**Extrait présenté**

L’électrification des flottes : levier de performance ou mirage budgétaire ?
Dans un contexte où la transition énergétique devient autant un impératif réglementaire qu’un enjeu d’image, de plus en plus d’entreprises s’intéressent aux véhicules électriques (VE) pour leur flotte. Sur le papier, leur coût total de possession (TCO – Total Cost of Ownership) est souvent plus avantageux que celui des modèles thermiques, notamment grâce à une fiscalité favorable et à des coûts d’entretien réduits. C’est ce que révèle le TCO Scope 2024 de l’Arval Mobility Observatory : dans 9 cas sur 11, les VE s’avèrent globalement plus compétitifs en TCO. Pourtant, certains indicateurs comme le prix de revient kilométrique (PRK) brut peuvent encore apparaître défavorables à l’électrique : 0,377 €/km contre 0,371 €/km pour les thermiques sur une base de 100 000 km en 48 mois. Une différence qui souligne la nécessité d’une lecture globale du TCO, incluant fiscalité, usage réel, et gestion intelligente de la flotte.
C’est là que les stratégies de mutualisation et d’optimisation de l’usage prennent tout leur sens. “Favoriser la recharge en entreprise permet de maîtriser le TCO de l’électrique, en évitant les coûts élevés de la recharge publique”, explique Alexis Lefèvre, chef de projet mobilité chez Eneria. Installer des bornes sur site et planifier l’usage des véhicules via des logiciels intelligents devient alors une clé d’optimisation du budget mobilité. Des solutions comme OPTI-Charging ou OPTI-Sharing, proposées par des éditeurs tels que WilliM, permettent non seulement d’optimiser la recharge selon la disponibilité du réseau et les plannings des utilisateurs, mais aussi de rationaliser les trajets et d’éviter les véhicules inutilisés — l’un des postes d’OPEX les plus invisibles mais les plus coûteux d’une flotte.

**Données saisies**
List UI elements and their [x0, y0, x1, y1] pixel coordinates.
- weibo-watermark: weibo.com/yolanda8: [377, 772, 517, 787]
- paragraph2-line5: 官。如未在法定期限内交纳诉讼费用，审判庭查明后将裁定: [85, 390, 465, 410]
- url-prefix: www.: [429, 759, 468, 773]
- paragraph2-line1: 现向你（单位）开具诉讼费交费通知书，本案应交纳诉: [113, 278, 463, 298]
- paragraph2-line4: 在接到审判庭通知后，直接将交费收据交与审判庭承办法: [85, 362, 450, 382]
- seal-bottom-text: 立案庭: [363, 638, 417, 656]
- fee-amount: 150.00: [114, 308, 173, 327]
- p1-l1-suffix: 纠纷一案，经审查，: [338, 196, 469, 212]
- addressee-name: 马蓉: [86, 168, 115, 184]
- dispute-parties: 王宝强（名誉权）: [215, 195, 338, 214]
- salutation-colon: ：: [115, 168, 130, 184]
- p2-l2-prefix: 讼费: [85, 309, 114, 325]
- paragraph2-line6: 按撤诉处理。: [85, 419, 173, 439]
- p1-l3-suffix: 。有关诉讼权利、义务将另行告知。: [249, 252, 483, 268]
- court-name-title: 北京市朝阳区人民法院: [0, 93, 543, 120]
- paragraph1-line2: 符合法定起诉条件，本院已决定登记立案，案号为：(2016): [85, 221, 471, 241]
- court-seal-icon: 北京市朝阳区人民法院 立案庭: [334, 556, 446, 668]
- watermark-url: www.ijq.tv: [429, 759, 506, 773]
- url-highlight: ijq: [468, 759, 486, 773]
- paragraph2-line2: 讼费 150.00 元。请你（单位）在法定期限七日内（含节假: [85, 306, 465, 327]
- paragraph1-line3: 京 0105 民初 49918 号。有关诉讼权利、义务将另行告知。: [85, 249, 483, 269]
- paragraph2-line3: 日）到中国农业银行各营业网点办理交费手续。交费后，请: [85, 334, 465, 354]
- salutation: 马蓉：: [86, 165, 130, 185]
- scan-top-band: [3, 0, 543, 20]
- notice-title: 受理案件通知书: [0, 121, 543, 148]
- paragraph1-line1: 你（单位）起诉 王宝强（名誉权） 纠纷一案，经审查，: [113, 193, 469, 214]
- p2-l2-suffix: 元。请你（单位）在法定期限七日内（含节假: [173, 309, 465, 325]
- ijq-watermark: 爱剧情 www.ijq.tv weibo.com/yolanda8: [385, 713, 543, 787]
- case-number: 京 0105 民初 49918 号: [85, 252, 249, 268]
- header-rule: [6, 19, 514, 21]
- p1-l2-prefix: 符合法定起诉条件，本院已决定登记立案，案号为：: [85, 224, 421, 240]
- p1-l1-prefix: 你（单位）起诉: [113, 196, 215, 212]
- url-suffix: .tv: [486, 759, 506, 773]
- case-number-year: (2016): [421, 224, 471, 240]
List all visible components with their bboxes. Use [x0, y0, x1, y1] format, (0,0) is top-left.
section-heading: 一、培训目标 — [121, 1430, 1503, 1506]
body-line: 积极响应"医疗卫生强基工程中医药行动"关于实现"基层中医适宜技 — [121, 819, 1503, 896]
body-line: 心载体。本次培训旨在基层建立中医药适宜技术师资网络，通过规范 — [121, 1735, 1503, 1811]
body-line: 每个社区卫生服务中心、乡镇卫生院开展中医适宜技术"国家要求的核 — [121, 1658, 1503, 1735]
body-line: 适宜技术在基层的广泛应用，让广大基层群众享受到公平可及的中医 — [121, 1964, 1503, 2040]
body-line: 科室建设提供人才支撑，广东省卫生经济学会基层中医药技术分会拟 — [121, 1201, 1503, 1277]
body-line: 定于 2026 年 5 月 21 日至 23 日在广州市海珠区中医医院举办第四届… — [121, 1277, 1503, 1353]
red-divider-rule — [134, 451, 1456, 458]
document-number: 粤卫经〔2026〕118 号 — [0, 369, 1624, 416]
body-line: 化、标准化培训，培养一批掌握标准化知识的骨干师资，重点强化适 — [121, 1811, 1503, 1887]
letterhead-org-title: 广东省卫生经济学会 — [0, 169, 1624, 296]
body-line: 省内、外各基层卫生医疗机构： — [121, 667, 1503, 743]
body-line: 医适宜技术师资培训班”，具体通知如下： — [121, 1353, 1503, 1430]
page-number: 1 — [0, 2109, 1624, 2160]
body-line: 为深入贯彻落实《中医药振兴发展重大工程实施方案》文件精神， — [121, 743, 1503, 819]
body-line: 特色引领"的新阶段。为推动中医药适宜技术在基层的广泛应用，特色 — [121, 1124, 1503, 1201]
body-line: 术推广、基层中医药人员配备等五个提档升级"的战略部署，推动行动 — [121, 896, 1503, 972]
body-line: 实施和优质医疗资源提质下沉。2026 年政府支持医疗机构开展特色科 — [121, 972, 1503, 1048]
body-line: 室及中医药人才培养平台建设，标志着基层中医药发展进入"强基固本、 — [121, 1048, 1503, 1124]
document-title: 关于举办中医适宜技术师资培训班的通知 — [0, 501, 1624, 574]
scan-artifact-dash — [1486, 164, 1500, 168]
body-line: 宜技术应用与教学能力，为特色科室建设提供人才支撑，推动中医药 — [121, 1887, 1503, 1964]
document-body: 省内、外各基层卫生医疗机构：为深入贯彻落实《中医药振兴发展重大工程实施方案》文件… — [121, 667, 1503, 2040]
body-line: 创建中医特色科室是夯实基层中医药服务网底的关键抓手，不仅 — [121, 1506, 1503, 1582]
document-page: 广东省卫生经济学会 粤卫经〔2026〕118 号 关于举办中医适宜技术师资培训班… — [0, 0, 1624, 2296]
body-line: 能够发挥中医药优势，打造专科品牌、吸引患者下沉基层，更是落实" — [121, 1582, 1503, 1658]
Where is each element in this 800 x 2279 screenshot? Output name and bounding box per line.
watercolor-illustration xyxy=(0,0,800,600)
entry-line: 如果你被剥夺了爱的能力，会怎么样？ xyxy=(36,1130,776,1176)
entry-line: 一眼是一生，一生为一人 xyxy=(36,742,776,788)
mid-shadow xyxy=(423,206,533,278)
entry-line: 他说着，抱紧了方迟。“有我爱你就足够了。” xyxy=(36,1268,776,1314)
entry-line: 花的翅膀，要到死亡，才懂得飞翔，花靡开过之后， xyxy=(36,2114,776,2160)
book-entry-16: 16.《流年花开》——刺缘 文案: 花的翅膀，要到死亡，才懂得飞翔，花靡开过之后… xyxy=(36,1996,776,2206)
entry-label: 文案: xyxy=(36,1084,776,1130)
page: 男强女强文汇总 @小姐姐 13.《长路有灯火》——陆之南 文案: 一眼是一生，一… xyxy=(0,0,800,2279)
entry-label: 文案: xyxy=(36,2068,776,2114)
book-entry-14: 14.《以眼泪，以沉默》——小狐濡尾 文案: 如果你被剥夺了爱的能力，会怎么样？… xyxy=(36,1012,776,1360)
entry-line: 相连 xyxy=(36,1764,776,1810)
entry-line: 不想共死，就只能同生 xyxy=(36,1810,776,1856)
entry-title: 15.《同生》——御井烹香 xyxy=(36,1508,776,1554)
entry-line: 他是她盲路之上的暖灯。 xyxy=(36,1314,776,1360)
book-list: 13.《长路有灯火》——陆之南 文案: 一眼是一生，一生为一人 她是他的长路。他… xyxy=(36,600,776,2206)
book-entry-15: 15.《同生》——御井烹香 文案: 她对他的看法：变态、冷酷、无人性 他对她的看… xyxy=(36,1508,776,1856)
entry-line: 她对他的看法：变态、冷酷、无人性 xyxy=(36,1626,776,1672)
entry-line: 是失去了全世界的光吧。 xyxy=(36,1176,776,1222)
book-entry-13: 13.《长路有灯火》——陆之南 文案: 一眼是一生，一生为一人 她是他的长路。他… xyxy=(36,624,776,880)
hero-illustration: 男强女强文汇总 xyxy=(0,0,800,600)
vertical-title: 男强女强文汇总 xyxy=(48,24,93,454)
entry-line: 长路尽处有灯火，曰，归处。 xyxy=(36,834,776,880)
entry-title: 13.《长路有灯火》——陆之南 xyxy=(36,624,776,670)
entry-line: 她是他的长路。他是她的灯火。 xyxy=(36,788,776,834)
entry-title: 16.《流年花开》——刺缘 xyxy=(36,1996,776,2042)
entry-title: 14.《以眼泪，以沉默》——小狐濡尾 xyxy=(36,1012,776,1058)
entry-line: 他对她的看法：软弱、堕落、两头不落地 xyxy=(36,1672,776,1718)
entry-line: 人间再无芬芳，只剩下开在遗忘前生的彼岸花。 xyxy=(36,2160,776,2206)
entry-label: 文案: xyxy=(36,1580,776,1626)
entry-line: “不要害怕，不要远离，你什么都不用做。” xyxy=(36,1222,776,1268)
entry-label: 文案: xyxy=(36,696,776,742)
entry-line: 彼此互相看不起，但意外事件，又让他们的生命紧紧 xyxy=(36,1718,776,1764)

**Consigne 1**
Citez le passage de l’extrait présenté qui va de « C’est là que » à « coûteux d’une flotte. », ces deux bornes comprises.
**Consigne 2**
Traduisez en anglais cette phrase de l’extrait présenté : « Installer des bornes sur site et planifier l’usage des véhicules via des logiciels intelligents devient alors une clé d’optimisation du budget mobilité. »

**Réponse attendue 1**
C’est là que les stratégies de mutualisation et d’optimisation de l’usage prennent tout leur sens. “Favoriser la recharge en entreprise permet de maîtriser le TCO de l’électrique, en évitant les coûts élevés de la recharge publique”, explique Alexis Lefèvre, chef de projet mobilité chez Eneria. Installer des bornes sur site et planifier l’usage des véhicules via des logiciels intelligents devient alors une clé d’optimisation du budget mobilité. Des solutions comme OPTI-Charging ou OPTI-Sharing, proposées par des éditeurs tels que WilliM, permettent non seulement d’optimiser la recharge selon la disponibilité du réseau et les plannings des utilisateurs, mais aussi de rationaliser les trajets et d’éviter les véhicules inutilisés — l’un des postes d’OPEX les plus invisibles mais les plus coûteux d’une flotte.

**Réponse attendue 2**
Installing charging stations on site and planning vehicle use through smart software then becomes a key to optimizing the mobility budget.